[Layout element entries]
- - -

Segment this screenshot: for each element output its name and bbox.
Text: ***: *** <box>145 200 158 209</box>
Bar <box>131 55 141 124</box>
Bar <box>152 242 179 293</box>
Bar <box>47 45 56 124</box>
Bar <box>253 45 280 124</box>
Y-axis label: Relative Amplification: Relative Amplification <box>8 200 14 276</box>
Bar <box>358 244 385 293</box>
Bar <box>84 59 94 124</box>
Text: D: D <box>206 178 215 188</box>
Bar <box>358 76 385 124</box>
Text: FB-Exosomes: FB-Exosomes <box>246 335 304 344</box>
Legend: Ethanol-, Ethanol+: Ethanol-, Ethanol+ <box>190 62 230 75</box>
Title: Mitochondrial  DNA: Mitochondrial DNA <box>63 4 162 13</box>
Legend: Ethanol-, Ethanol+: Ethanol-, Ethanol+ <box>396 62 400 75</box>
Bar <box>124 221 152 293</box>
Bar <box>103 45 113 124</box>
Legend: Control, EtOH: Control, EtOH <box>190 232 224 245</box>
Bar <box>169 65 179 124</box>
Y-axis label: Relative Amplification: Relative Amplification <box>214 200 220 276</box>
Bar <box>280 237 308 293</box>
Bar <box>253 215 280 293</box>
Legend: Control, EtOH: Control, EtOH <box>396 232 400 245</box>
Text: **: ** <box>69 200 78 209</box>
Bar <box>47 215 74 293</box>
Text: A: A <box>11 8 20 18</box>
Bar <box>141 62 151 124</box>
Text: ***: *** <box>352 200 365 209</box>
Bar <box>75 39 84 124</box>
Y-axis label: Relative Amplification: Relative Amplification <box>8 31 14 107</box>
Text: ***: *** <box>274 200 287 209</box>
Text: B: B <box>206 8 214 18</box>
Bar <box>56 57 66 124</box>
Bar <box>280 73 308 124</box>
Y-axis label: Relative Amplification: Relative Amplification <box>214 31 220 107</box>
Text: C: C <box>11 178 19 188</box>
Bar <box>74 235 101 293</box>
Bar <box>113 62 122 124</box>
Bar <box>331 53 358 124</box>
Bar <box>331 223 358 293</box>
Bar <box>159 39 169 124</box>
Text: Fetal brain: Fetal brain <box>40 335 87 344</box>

- - -

Stated task » Transcribe the lines above, from the very first one through the line that contains "200 14 276</box>", including both.

Solved problem »
Segment this screenshot: for each element output its name and bbox.
Text: ***: *** <box>145 200 158 209</box>
Bar <box>131 55 141 124</box>
Bar <box>152 242 179 293</box>
Bar <box>47 45 56 124</box>
Bar <box>253 45 280 124</box>
Y-axis label: Relative Amplification: Relative Amplification <box>8 200 14 276</box>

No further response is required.